** Page text **
____________________
We get caught up with the Dad’s abundant generosity,
either with appreciation for it
or discomfort that the youngest son
is getting away with something.
But the story is not over.
While the Dad welcomes the youngest son back,
he welcomes the oldest son in.
The Dad reaches across the angry,
bitter resentment of hurt and indignation
and invites the oldest son to stay connected.
Basically, the Dad says to the oldest son,
“What’s mine is yours…”
The extravagant love of the father
is extended to both his sons
with unbelievable excessiveness.
His love is not predicated
on any particular choice
either son makes.
Be they good, bad, or ugly choices
the love remains.
Now who loves like that?
Love not connected to the choices we make?
Love not tied to a string
at the other end of a condition?
Love centered in something utterly differentiated
from the actions of the person being loved?
Who loves like that?
Those of us who have been raised
on the peanut butter and jelly sandwiches
of popular Christianity,
get smug about the Prodigal Son story
as if such extravagant love
is a unique characteristic of our religion.
It is like that awful camp song:
“They will know we are Christians by our love”
as if we love better
or differently than any other religion.
But centuries before Jesus was a gleam
in Joseph’s and Mary’s eyes,
God took the hand of a people
who had been used as mules
and brought them through the scorching desert,
and set them around a dinner table
on the Plains of Jericho
and fed them.
Here is where the two biblical stories we heard today
come together.
All the way along Israel’s ordeal –
escaping from the slave masters,
surviving wilderness,
living through anxiety and fear,
rebellion and chaos and isolation,
God fed them with a mysterious
and apparently natural y-formed substance
to keep them alive.
Manna, the sweet-bread of wilderness survival.
We heard today in Joshua,
that having crossed the Jordan River,
which throughout the Bible is always the boundary
between Wilderness and Promise,
God gives them a Passover Meal.
After that Passover Meal, manna disappears forever.
It cannot be a coincidence
that there is no Manna in the Promise Land.
That’s the punch line of that story:
There is no Manna in the Promise Land.
Manna is what sustains us
when we don’t have choices —
when we are powerless.
In those unusual times
when we find ourselves on a bobsled chute
going down a fast course
that God
or fate
or serendipity
or randomness
seems to have shoved us into,
the Exodus/Joshua story
says that God takes some responsibility
to sustain us with manna.
In such hazardous or traumatic times
manna may turn out to be actual bread
or emotional nurture
or a community of people who hold us up
or a power greater than ourselves
we don’t perceive or know about until later…
In such times,
and I know we have all had them,
we almost never realize
we are being sustained with manna
until afterwards.
It is when we look back
and suddenly realize
we could have never made on our own.
____________________
** Directive 1 **
According to the sermon, what happens to manna after the Passover Meal?
** Directive 2 **
Reproduce the part of the sermon that begins at the words "We heard today in" and ends after "manna disappears forever.".

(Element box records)
____________________
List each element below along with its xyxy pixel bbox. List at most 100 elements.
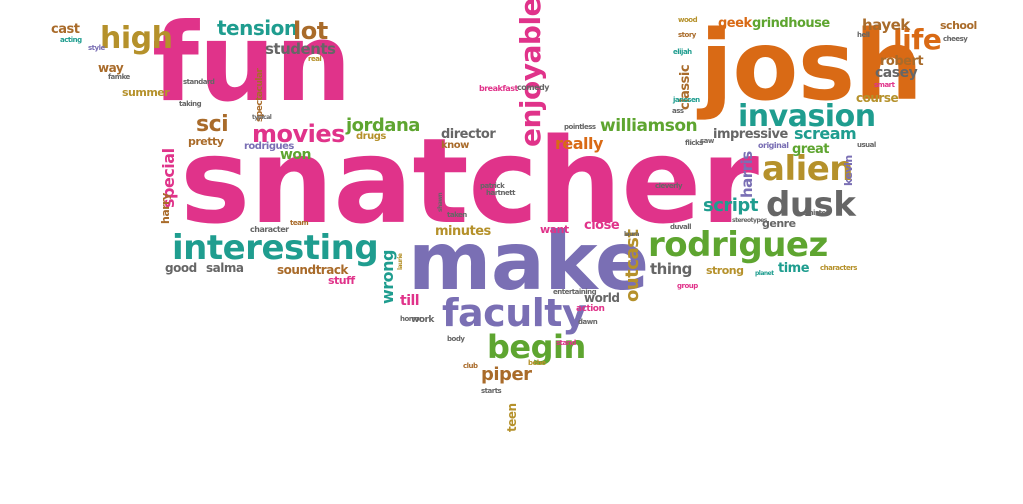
word-great: great	[792, 142, 830, 157]
word-story: wood	[678, 16, 698, 24]
word-time: script	[703, 195, 758, 216]
word-movies: movies	[252, 120, 345, 148]
word-summer: stuff	[328, 274, 355, 287]
word-kevin: piper	[481, 364, 532, 385]
word-teen: summer	[122, 86, 170, 99]
word-rodrigues: drugs	[356, 131, 386, 142]
word-action: want	[540, 223, 569, 236]
word-smart: cleverly	[655, 182, 683, 190]
word-famke: famke	[108, 73, 130, 81]
word-williamson: williamson	[600, 116, 698, 136]
word-wrong: way	[98, 61, 124, 75]
word-shawn: typical	[252, 114, 272, 121]
word-body: body	[447, 335, 465, 343]
word-high: high	[100, 21, 173, 56]
word-know: rodrigues	[244, 141, 294, 152]
word-rodriguez: rodriguez	[648, 225, 828, 265]
word-duvall: dawn	[578, 318, 598, 326]
word-original: saw	[700, 137, 714, 145]
word-breakfast: breakfast	[479, 84, 518, 93]
word-begin: begin	[487, 328, 586, 366]
word-entertaining: laurie	[397, 253, 404, 270]
word-hartnett: character	[250, 225, 289, 234]
word-close: thing	[650, 260, 692, 278]
word-pretty: jordana	[346, 115, 420, 136]
word-hell: usual	[857, 141, 876, 149]
word-tension: tension	[217, 16, 298, 40]
word-fun: fun	[152, 1, 352, 126]
word-stuff: outcast	[622, 229, 643, 302]
word-flicks: janssen	[673, 96, 700, 104]
word-school: school	[940, 19, 977, 32]
word-robert: robert	[880, 54, 924, 69]
word-enjoyable: soundtrack	[277, 263, 348, 277]
word-cast: cast	[51, 22, 80, 37]
word-classic: salma	[206, 261, 244, 275]
word-genre: kevin	[842, 155, 855, 186]
word-world: time	[778, 261, 810, 276]
word-acting: acting	[60, 36, 82, 44]
word-janssen: ass	[672, 107, 684, 115]
word-planet: planet	[755, 270, 774, 277]
word-team: horror	[400, 315, 422, 323]
word-saw: flicks	[685, 139, 703, 147]
word-invasion: invasion	[738, 99, 876, 134]
word-students: students	[265, 40, 336, 58]
word-snatcher: snatcher	[180, 112, 759, 250]
word-special: teen	[505, 403, 519, 432]
word-harry: work	[411, 315, 434, 325]
word-hayek: hayek	[862, 16, 910, 34]
word-sinister: sinister	[803, 209, 829, 217]
word-stand: stand	[556, 339, 576, 347]
word-stereotypes: duvall	[670, 223, 692, 231]
word-lot: lot	[293, 17, 328, 45]
word-comedy: comedy	[517, 83, 549, 92]
word-till: harry	[159, 193, 172, 224]
word-elijah: elijah	[673, 48, 692, 56]
word-salma: wrong	[378, 249, 397, 304]
word-jordana: harris	[738, 151, 756, 198]
word-dusk: dusk	[766, 185, 856, 225]
word-faculty: faculty	[442, 291, 587, 335]
word-way: world	[584, 291, 620, 305]
word-taken: patrick	[480, 182, 505, 190]
word-soundtrack: genre	[762, 217, 796, 230]
word-want: strong	[706, 264, 744, 277]
word-scream: scream	[794, 124, 857, 143]
word-good: minutes	[435, 224, 491, 239]
word-interesting: interesting	[172, 228, 379, 268]
word-casey: casey	[875, 65, 918, 81]
word-real: standard	[183, 78, 215, 86]
word-laurie: hartnett	[486, 189, 515, 197]
word-horror: pointless	[564, 123, 596, 131]
word-outcast: action	[576, 304, 605, 314]
word-impressive: impressive	[713, 127, 788, 142]
word-life: life	[893, 23, 942, 56]
word-starts: starts	[481, 387, 502, 395]
word-enjoys: laura	[624, 231, 639, 238]
word-taking: cheesy	[943, 35, 968, 43]
word-geek: geek	[718, 16, 752, 31]
word-cleverly: original	[758, 141, 789, 150]
word-course: course	[856, 91, 899, 105]
word-club: club	[463, 362, 478, 370]
word-won: sci	[196, 112, 229, 137]
word-harris: good	[165, 261, 197, 275]
word-dawn: taken	[447, 211, 467, 219]
word-meanwhile: stereotypes	[732, 217, 767, 224]
word-patrick: team	[290, 219, 309, 227]
word-strong: really	[555, 134, 603, 153]
word-josh: josh	[700, 10, 923, 122]
word-really: won	[280, 147, 312, 163]
word-piper: till	[400, 293, 420, 309]
word-grindhouse: grindhouse	[752, 16, 830, 31]
word-laura: entertaining	[553, 288, 597, 296]
word-characters: characters	[820, 264, 857, 272]
word-sci: enjoyable	[514, 0, 547, 147]
word-standard: smart	[874, 81, 895, 89]
word-bebe: bebe	[528, 359, 546, 367]
word-typical: taking	[179, 100, 202, 108]
word-make: make	[408, 215, 649, 308]
word-alien: alien	[762, 149, 854, 189]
____________________
** Exercise output 1 **
Manna disappears forever.

** Exercise output 2 **
We heard today in Joshua,
that having crossed the Jordan River,
which throughout the Bible is always the boundary
between Wilderness and Promise,
God gives them a Passover Meal.
After that Passover Meal, manna disappears forever.